Text -

%%

Punka – 40f (flöjtkvartett och elektronik)

40f opens with Ida Lundén’s work Punka, which gave the concert its name. …/ With the piece, 40f introduces us to flutes of different sizes but also to a world of sound far beyond the classical flute repertoire. Amidst all the sounds that 40f brings to life with great precision and technical brilliance, a feeling of spring and light remains, even though the music sometimes finds its inspiration from darkness of various kinds.

Tore Sjöqvist in Växjöbladet/Kronobergaren May 2023

Pyykkipoika (2022) for Antti Lötjönen, double bass and Petri Kumela, guitar. Premiere at Hietsuu is Happening, Helsinki. The work is based on clothespins [Fin. pyykkipoika], both as musical material and instrument preparation. The work was preceded by a joint exploration of the possibilities and limitations in workshop form.

Excerpt of Pyykkipoika (last parts)

Skymlot (2023)
Anna Lindal, violin. Live recording from Atalante, Gothenburg.

Violin and fixed stereo sound file. Commissioned by Halla Steinun Stefansdottir.

In Skymlot – Evening Song, the connections and differences between the different sounds of a Grey-headed Bat (Vespertilio Murinus) and the violin are explored. The violin accompanies the bats into the night and sings the songs of twilight and evening – Skymlot.

%%

Material -

%%

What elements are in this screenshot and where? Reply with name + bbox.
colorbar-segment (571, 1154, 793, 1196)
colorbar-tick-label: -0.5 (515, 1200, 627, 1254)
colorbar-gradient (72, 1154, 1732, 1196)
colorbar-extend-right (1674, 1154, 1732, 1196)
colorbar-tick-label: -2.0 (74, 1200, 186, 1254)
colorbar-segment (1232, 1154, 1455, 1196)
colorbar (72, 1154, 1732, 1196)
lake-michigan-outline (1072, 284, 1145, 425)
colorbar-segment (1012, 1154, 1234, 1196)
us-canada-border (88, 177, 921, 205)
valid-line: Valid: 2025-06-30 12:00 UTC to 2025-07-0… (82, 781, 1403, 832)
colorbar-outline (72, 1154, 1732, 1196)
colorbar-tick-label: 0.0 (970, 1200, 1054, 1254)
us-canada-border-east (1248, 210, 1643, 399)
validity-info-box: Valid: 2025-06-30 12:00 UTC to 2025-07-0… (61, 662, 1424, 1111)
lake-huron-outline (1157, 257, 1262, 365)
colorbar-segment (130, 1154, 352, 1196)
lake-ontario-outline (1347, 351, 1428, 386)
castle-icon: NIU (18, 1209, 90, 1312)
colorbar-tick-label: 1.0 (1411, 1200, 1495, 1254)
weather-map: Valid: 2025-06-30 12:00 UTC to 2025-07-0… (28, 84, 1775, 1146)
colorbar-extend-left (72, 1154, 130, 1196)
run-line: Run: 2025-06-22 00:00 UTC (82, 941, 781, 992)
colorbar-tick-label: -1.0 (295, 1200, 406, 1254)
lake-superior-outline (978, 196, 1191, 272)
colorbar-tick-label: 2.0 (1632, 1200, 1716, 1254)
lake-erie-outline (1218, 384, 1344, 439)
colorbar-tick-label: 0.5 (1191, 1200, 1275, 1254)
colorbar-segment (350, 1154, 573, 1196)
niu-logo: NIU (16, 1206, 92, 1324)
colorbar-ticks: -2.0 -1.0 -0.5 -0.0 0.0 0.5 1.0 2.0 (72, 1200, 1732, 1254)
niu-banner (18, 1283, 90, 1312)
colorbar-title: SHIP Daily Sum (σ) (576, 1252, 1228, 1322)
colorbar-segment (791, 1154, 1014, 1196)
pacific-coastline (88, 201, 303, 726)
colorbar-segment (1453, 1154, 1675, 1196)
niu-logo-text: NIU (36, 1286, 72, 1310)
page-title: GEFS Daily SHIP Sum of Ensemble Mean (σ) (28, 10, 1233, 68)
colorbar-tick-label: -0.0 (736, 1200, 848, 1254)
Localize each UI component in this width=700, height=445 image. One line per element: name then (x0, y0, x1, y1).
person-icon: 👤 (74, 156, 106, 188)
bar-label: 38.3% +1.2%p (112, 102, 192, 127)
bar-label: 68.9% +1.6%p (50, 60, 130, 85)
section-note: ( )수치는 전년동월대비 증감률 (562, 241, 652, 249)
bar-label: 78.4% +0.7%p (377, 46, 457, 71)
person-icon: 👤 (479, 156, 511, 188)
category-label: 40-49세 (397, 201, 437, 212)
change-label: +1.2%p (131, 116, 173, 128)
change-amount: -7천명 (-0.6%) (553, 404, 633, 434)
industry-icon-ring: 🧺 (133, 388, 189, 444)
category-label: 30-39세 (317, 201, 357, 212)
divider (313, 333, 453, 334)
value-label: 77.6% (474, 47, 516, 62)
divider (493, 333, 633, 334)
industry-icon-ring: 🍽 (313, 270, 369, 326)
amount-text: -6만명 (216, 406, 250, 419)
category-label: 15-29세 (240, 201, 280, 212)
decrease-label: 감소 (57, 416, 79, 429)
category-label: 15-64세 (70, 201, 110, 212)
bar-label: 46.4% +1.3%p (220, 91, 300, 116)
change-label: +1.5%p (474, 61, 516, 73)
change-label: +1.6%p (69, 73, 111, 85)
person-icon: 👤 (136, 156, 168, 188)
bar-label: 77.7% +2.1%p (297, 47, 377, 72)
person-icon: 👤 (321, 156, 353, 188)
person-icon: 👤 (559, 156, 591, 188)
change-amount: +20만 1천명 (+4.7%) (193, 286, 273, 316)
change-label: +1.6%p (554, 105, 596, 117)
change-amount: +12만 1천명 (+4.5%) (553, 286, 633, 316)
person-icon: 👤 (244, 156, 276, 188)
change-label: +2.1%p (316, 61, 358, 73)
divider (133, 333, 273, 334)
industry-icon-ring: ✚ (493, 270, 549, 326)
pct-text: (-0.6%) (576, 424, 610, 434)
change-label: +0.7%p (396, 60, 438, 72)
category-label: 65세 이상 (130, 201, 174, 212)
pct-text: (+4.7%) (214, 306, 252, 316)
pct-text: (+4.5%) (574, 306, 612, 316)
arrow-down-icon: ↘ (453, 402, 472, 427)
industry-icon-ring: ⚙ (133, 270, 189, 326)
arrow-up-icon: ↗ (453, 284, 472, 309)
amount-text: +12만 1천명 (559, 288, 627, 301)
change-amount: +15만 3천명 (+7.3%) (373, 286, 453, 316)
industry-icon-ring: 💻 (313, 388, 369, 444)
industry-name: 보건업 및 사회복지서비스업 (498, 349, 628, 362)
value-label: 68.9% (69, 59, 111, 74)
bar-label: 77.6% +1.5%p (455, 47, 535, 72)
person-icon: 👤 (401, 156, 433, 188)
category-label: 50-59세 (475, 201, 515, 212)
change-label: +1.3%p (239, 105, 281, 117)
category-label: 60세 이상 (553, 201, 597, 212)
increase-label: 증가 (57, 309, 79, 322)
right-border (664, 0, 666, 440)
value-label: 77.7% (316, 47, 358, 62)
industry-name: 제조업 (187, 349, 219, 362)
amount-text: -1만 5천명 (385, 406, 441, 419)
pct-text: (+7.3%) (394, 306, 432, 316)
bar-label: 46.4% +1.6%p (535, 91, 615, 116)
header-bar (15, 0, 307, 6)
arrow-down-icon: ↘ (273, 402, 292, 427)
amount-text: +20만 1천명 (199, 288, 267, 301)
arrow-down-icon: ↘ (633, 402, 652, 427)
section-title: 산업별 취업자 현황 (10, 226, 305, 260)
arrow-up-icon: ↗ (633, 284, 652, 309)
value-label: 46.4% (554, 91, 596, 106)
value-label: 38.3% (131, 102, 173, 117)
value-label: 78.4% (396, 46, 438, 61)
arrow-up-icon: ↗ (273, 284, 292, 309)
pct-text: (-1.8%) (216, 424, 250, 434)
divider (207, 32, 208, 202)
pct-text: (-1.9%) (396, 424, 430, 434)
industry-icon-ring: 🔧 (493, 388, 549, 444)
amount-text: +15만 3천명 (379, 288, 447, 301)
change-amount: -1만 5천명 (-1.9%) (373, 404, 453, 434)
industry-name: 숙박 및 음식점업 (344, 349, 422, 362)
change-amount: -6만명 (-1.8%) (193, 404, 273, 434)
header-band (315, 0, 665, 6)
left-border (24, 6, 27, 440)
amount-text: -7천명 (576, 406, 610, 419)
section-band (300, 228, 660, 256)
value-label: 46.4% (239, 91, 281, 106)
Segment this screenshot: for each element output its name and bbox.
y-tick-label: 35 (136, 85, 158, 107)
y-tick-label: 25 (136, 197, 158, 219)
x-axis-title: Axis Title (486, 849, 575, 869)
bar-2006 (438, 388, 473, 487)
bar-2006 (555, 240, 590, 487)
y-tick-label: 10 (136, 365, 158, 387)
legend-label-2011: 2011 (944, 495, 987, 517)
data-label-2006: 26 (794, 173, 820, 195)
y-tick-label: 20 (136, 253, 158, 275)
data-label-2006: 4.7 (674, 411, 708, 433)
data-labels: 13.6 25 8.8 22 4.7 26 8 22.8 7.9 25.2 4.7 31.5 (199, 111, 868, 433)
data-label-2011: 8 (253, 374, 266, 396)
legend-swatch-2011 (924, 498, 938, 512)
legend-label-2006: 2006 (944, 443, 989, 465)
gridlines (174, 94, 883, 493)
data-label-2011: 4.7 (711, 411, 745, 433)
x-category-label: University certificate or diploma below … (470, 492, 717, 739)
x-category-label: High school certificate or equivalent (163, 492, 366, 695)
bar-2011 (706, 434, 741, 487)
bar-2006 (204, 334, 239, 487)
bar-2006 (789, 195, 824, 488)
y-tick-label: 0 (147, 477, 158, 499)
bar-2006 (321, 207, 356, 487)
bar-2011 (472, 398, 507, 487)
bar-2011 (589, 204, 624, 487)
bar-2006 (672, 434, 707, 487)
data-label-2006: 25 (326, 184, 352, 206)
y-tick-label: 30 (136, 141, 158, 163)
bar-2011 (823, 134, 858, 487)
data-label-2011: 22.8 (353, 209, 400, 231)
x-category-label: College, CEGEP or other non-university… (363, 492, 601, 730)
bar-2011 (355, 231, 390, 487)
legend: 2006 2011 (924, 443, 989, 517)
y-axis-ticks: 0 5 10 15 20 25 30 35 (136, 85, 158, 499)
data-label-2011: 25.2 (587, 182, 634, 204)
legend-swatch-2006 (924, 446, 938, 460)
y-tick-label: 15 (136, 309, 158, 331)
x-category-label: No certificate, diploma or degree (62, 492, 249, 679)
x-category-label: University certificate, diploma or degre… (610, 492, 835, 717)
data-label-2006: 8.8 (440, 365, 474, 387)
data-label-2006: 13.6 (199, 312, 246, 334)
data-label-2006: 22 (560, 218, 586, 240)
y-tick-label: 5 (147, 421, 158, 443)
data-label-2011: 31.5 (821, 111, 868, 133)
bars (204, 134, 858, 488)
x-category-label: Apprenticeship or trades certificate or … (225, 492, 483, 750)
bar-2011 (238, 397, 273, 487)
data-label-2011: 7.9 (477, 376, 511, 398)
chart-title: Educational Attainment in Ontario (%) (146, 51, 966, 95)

%%

What is being asked -
Answer from the text:
(a) Which work gave the 40f concert its name?
(b) Where was Pyykkipoika premiered?
(c) Who commissioned Skymlot?
The items aren't needed for anything here.

Finished exercise -
(a) Punka, by Ida Lundén.
(b) At Hietsuu is Happening, Helsinki.
(c) Halla Steinun Stefansdottir.